Ein bedeutsamer Einfluss auf Wartungsintervalle ergibt sich jedoch in erster Linie aus dem Bestreben zur Einführung elektronischer Diagnosesysteme, die den Ist-Zustand einzelner Baugruppen kontinuierlich überwachen und sich anbahnende Schäden selbständig, frühzeitig und zuverlässig erkennen. Infolgedessen könnten aufwandsintensive präventive Instandhaltungsmaßnahmen mit starrer Zuordnung zu Laufleistungsgrenzen durch vorausschauende Instandhaltungsprozesse ersetzt werden. Kilometerbezogene Wartungszyklen würden dabei eine entsprechende Flexibilisierung erfahren. [Steu09, S. 420 ff.]
Wartung der ICE-Flotte
Für die Wartung und Instandhaltung der Hochgeschwindigkeitszüge vom Typ InterCityExpress (ICE) hat die Deutsche Bahn AG seit 1991 acht ICE-Werke errichtet. Das neueste Werk wurde im Januar 2024 in Cottbus in Betrieb genommen. In der beinahe 450 Meter langen Werkshalle soll die ICE-4-Flotte gewartet werden. Da die 374 Meter langen Züge in einem Stück in die Halle passen, wird für die Wartung lediglich ein Zeitraum von zwei Wochen pro Zug veranschlagt. [TS24] An den weiteren Standorten in Deutschland werden die ICE-Züge anderer Baureihen (BR) kontinuierlich gereinigt, überprüft, gewartet, repariert und für den folgenden Einsatz vorbereitet. [Übbi13] Jedes der ICE-Werke dient als Basis für eine spezielle Baureihe: In Hamburg werden beispielsweise die Züge der ersten Generation gewartet, das Werk in Berlin-Rummelsburg ist auf die BR ICE 2 spezialisiert und in München bzw. Frankfurt-Griesheim erfolgt die Betreuung der neuesten BR ICE 3 und ICE T. Kleinere Wartungsarbeiten erfolgen zusätzlich in den Wartungs- bzw. Betriebswerken in Basel, Dortmund, Köln und Leipzig. [Fran06]
Im Normalbetrieb wird eine Zugeinheit innerhalb von einer Stunde nach Ankunft an der Endstation für die nächste Fahrt vorbereitet und bereitgestellt. Bereits vor der Ankunft des Zuges wird das zuständige ICE-Werk über die vom Bord-Computer während der Fahrt festgestellten Defekte informiert. Die tägliche Laufleistung eines ICE-Zuges beträgt bis zu 1.800 Kilometer. Den wartungsbedingten Werksaufenthalten liegen exakt festgelegte Zeitpläne zugrunde. Überschreitet ein Zug die zugelassenen Laufleistungen, darf er bis zum Abschluss der fälligen Inspektion jedoch nur ohne Fahrgäste fahren. [DBAG01c]
Für ICE-Züge gelten folgende Wartungsintervalle:
- Alle 8.000 Kilometer findet eine Laufwerkskontrolle der Züge inklusive Mängelbeseitigung statt. Zusätzlich werden der Dachbereich und die Einstiegstüren geprüft, sowie WC-Behälter entleert und Frischwasserbehälter befüllt.

§ **Arbeitsauftrag**:
Beantworte anhand des Textes zur ICE-Wartung diese Fragen:
(a) In welcher Stadt wurde im Januar 2024 das neueste ICE-Werk in Betrieb genommen?
(b) Bis zu wie viele Kilometer legt ein ICE-Zug täglich zurück?
(c) Auf welche Baureihe ist das Werk in Berlin-Rummelsburg spezialisiert?
Die Einträge werden für die Bearbeitung nicht gebraucht.

§ **Eingabedaten**:
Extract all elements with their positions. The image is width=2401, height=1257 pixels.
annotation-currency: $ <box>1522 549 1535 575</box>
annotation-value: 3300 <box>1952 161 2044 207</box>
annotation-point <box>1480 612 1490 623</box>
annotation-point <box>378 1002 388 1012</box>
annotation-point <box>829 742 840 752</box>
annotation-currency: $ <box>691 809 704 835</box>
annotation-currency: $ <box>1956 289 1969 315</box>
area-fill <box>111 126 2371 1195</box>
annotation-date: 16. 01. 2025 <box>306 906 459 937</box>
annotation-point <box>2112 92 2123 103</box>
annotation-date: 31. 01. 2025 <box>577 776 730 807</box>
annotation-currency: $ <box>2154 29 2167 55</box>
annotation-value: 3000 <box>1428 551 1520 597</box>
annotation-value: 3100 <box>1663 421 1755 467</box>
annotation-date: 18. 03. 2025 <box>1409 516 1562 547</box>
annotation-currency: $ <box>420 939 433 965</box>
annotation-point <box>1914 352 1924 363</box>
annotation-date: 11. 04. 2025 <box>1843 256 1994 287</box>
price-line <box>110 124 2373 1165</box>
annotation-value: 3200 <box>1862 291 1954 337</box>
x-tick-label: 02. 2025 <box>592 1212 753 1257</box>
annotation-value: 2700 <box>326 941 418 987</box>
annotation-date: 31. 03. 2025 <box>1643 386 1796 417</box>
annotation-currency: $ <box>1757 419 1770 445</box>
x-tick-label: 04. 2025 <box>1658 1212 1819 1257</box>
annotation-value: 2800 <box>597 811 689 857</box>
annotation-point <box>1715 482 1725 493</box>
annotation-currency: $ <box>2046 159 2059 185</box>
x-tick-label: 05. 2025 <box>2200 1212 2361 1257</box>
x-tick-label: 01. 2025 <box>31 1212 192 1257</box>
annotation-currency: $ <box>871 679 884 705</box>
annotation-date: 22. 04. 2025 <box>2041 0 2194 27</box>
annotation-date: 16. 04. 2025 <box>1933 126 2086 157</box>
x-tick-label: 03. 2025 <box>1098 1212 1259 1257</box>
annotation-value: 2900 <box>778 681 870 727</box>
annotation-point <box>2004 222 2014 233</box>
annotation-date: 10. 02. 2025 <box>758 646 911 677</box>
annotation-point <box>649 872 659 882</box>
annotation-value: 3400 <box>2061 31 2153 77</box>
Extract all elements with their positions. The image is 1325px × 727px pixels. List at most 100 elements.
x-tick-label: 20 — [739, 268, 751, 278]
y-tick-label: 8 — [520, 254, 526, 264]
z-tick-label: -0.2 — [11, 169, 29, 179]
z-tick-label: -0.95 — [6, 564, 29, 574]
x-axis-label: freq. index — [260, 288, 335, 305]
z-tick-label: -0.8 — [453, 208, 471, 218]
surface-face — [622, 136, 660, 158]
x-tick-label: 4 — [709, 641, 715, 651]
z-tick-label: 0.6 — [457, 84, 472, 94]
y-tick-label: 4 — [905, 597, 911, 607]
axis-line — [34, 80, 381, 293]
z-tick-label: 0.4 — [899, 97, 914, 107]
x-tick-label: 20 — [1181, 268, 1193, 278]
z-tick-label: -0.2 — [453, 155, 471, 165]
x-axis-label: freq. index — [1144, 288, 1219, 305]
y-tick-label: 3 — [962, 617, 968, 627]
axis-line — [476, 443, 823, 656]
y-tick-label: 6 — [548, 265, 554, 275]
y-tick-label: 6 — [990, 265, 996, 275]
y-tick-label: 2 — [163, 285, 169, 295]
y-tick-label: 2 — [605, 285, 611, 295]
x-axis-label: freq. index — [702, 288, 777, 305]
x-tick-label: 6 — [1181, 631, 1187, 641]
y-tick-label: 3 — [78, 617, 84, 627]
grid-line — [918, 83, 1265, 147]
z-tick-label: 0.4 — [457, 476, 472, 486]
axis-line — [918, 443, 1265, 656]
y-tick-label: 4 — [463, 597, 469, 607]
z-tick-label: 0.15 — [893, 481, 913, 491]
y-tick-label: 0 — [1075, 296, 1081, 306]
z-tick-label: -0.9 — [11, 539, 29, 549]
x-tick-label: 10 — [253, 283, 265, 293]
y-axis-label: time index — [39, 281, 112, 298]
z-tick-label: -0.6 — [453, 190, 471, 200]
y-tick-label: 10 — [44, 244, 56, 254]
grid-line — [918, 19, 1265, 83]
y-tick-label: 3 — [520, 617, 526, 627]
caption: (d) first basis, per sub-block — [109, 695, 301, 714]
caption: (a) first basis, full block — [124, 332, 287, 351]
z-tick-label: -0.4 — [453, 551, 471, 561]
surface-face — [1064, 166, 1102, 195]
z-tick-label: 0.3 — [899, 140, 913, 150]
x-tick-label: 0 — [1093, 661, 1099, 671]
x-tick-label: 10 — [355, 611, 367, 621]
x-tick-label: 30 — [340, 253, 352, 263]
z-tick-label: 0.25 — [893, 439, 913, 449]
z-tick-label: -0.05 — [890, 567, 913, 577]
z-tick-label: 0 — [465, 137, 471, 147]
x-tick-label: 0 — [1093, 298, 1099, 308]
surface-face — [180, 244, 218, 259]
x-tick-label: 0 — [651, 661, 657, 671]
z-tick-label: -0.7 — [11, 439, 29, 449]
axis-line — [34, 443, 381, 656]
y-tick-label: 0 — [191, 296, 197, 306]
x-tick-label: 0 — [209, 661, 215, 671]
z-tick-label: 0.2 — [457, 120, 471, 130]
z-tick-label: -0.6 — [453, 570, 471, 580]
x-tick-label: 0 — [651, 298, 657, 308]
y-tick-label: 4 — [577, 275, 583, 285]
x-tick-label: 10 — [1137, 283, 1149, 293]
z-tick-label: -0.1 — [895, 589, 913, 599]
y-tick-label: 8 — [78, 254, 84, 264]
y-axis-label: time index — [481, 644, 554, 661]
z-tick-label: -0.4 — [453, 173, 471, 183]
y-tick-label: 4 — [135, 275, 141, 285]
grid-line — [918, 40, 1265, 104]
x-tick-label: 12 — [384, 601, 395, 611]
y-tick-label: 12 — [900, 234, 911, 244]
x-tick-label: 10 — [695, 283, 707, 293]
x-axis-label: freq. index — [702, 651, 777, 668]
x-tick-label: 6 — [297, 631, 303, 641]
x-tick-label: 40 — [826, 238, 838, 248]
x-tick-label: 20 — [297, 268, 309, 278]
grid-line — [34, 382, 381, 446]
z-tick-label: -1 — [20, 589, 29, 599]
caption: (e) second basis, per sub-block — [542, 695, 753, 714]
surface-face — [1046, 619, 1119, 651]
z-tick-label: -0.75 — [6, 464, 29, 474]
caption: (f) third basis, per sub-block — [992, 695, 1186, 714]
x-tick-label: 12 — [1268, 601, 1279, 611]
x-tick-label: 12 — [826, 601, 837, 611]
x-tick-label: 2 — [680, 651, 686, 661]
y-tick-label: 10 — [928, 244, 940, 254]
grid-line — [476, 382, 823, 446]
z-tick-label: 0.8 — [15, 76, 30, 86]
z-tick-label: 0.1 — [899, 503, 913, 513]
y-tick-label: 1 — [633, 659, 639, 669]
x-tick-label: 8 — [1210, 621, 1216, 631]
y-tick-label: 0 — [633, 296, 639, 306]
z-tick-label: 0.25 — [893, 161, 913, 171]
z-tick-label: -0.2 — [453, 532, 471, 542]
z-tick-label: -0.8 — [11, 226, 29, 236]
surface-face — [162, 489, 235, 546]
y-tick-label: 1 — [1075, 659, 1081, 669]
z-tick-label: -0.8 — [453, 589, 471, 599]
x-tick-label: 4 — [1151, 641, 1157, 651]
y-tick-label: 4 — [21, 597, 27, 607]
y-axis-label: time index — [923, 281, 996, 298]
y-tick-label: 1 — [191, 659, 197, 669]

§ **Lösung**:
(a) In Cottbus.
(b) Bis zu 1.800 Kilometer.
(c) Auf die BR ICE 2.